GIVEN ENTRIES –

################

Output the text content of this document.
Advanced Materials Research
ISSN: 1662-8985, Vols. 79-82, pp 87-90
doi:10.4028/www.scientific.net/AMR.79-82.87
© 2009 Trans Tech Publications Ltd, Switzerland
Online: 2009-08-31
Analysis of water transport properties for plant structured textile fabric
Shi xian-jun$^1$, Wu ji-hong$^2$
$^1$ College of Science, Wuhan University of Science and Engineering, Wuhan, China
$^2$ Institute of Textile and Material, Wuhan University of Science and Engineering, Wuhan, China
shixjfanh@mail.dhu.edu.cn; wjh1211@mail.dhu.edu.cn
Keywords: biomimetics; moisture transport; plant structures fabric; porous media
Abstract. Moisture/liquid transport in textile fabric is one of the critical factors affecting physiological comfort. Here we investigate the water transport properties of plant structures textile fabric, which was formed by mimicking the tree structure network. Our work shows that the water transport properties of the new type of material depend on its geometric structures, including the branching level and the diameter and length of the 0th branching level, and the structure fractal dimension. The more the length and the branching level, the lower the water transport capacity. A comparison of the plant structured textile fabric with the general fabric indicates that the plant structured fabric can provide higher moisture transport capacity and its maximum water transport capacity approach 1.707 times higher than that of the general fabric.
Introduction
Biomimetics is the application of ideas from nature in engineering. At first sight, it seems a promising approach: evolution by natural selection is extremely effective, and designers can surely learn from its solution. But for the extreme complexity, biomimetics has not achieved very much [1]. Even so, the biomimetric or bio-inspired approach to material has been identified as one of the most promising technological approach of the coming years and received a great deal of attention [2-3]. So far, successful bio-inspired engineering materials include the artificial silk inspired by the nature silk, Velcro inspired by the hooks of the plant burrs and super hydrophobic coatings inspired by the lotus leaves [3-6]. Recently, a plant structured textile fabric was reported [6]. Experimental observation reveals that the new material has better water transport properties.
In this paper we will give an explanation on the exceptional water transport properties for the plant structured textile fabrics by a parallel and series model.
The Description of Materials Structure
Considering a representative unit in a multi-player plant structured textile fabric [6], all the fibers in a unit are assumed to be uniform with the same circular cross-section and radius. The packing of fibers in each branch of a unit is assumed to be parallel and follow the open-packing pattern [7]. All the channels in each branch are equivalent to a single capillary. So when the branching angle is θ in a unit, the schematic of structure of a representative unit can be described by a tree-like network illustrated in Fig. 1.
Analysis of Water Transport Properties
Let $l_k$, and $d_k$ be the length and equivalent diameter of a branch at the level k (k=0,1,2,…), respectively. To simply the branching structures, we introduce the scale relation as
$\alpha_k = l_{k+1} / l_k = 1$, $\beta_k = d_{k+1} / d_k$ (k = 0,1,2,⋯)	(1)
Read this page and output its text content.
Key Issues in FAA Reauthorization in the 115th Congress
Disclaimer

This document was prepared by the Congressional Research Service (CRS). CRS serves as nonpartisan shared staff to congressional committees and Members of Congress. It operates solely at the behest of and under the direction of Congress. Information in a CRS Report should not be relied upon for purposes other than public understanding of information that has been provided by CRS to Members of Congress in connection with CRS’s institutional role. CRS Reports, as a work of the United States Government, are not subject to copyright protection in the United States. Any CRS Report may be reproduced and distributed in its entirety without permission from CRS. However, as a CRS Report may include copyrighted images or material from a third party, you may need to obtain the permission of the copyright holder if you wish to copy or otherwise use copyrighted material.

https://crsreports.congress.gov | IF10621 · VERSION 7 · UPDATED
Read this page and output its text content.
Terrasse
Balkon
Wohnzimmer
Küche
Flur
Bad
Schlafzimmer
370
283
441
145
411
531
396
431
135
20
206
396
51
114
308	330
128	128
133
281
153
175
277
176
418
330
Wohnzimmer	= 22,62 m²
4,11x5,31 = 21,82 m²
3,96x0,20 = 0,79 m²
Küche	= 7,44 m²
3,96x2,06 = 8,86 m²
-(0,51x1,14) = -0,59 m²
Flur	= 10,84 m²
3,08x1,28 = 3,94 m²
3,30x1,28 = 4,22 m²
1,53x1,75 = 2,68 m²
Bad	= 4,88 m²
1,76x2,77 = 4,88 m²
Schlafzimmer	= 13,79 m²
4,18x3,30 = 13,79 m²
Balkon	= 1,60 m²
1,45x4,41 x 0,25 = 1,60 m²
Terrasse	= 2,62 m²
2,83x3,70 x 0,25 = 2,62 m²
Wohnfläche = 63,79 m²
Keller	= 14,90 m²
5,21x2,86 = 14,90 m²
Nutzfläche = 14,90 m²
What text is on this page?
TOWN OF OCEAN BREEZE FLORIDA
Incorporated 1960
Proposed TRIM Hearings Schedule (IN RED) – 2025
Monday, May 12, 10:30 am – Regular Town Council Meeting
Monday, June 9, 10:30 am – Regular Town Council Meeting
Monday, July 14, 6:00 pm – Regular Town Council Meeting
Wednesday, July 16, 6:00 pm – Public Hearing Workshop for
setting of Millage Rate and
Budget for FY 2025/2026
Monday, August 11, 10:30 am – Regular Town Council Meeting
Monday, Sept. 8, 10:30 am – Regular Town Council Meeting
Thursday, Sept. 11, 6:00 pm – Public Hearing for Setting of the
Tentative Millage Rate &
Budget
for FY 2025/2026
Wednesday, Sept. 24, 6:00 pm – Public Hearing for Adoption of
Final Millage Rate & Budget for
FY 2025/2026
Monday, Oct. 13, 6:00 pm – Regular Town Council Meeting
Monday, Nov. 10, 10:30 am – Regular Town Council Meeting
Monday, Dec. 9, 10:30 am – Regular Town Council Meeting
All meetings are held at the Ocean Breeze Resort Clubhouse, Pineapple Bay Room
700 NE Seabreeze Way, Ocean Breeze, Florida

################

PROBLEM DETAILS –
Return every record above exactly as it appears.

TASK OUTPUT –
Output the text content of this document.
Advanced Materials Research
ISSN: 1662-8985, Vols. 79-82, pp 87-90
doi:10.4028/www.scientific.net/AMR.79-82.87
© 2009 Trans Tech Publications Ltd, Switzerland
Online: 2009-08-31
Analysis of water transport properties for plant structured textile fabric
Shi xian-jun$^1$, Wu ji-hong$^2$
$^1$ College of Science, Wuhan University of Science and Engineering, Wuhan, China
$^2$ Institute of Textile and Material, Wuhan University of Science and Engineering, Wuhan, China
shixjfanh@mail.dhu.edu.cn; wjh1211@mail.dhu.edu.cn
Keywords: biomimetics; moisture transport; plant structures fabric; porous media
Abstract. Moisture/liquid transport in textile fabric is one of the critical factors affecting physiological comfort. Here we investigate the water transport properties of plant structures textile fabric, which was formed by mimicking the tree structure network. Our work shows that the water transport properties of the new type of material depend on its geometric structures, including the branching level and the diameter and length of the 0th branching level, and the structure fractal dimension. The more the length and the branching level, the lower the water transport capacity. A comparison of the plant structured textile fabric with the general fabric indicates that the plant structured fabric can provide higher moisture transport capacity and its maximum water transport capacity approach 1.707 times higher than that of the general fabric.
Introduction
Biomimetics is the application of ideas from nature in engineering. At first sight, it seems a promising approach: evolution by natural selection is extremely effective, and designers can surely learn from its solution. But for the extreme complexity, biomimetics has not achieved very much [1]. Even so, the biomimetric or bio-inspired approach to material has been identified as one of the most promising technological approach of the coming years and received a great deal of attention [2-3]. So far, successful bio-inspired engineering materials include the artificial silk inspired by the nature silk, Velcro inspired by the hooks of the plant burrs and super hydrophobic coatings inspired by the lotus leaves [3-6]. Recently, a plant structured textile fabric was reported [6]. Experimental observation reveals that the new material has better water transport properties.
In this paper we will give an explanation on the exceptional water transport properties for the plant structured textile fabrics by a parallel and series model.
The Description of Materials Structure
Considering a representative unit in a multi-player plant structured textile fabric [6], all the fibers in a unit are assumed to be uniform with the same circular cross-section and radius. The packing of fibers in each branch of a unit is assumed to be parallel and follow the open-packing pattern [7]. All the channels in each branch are equivalent to a single capillary. So when the branching angle is θ in a unit, the schematic of structure of a representative unit can be described by a tree-like network illustrated in Fig. 1.
Analysis of Water Transport Properties
Let $l_k$, and $d_k$ be the length and equivalent diameter of a branch at the level k (k=0,1,2,…), respectively. To simply the branching structures, we introduce the scale relation as
$\alpha_k = l_{k+1} / l_k = 1$, $\beta_k = d_{k+1} / d_k$ (k = 0,1,2,⋯)	(1)
Read this page and output its text content.
Key Issues in FAA Reauthorization in the 115th Congress
Disclaimer

This document was prepared by the Congressional Research Service (CRS). CRS serves as nonpartisan shared staff to congressional committees and Members of Congress. It operates solely at the behest of and under the direction of Congress. Information in a CRS Report should not be relied upon for purposes other than public understanding of information that has been provided by CRS to Members of Congress in connection with CRS’s institutional role. CRS Reports, as a work of the United States Government, are not subject to copyright protection in the United States. Any CRS Report may be reproduced and distributed in its entirety without permission from CRS. However, as a CRS Report may include copyrighted images or material from a third party, you may need to obtain the permission of the copyright holder if you wish to copy or otherwise use copyrighted material.

https://crsreports.congress.gov | IF10621 · VERSION 7 · UPDATED
Read this page and output its text content.
Terrasse
Balkon
Wohnzimmer
Küche
Flur
Bad
Schlafzimmer
370
283
441
145
411
531
396
431
135
20
206
396
51
114
308	330
128	128
133
281
153
175
277
176
418
330
Wohnzimmer	= 22,62 m²
4,11x5,31 = 21,82 m²
3,96x0,20 = 0,79 m²
Küche	= 7,44 m²
3,96x2,06 = 8,86 m²
-(0,51x1,14) = -0,59 m²
Flur	= 10,84 m²
3,08x1,28 = 3,94 m²
3,30x1,28 = 4,22 m²
1,53x1,75 = 2,68 m²
Bad	= 4,88 m²
1,76x2,77 = 4,88 m²
Schlafzimmer	= 13,79 m²
4,18x3,30 = 13,79 m²
Balkon	= 1,60 m²
1,45x4,41 x 0,25 = 1,60 m²
Terrasse	= 2,62 m²
2,83x3,70 x 0,25 = 2,62 m²
Wohnfläche = 63,79 m²
Keller	= 14,90 m²
5,21x2,86 = 14,90 m²
Nutzfläche = 14,90 m²
What text is on this page?
TOWN OF OCEAN BREEZE FLORIDA
Incorporated 1960
Proposed TRIM Hearings Schedule (IN RED) – 2025
Monday, May 12, 10:30 am – Regular Town Council Meeting
Monday, June 9, 10:30 am – Regular Town Council Meeting
Monday, July 14, 6:00 pm – Regular Town Council Meeting
Wednesday, July 16, 6:00 pm – Public Hearing Workshop for
setting of Millage Rate and
Budget for FY 2025/2026
Monday, August 11, 10:30 am – Regular Town Council Meeting
Monday, Sept. 8, 10:30 am – Regular Town Council Meeting
Thursday, Sept. 11, 6:00 pm – Public Hearing for Setting of the
Tentative Millage Rate &
Budget
for FY 2025/2026
Wednesday, Sept. 24, 6:00 pm – Public Hearing for Adoption of
Final Millage Rate & Budget for
FY 2025/2026
Monday, Oct. 13, 6:00 pm – Regular Town Council Meeting
Monday, Nov. 10, 10:30 am – Regular Town Council Meeting
Monday, Dec. 9, 10:30 am – Regular Town Council Meeting
All meetings are held at the Ocean Breeze Resort Clubhouse, Pineapple Bay Room
700 NE Seabreeze Way, Ocean Breeze, Florida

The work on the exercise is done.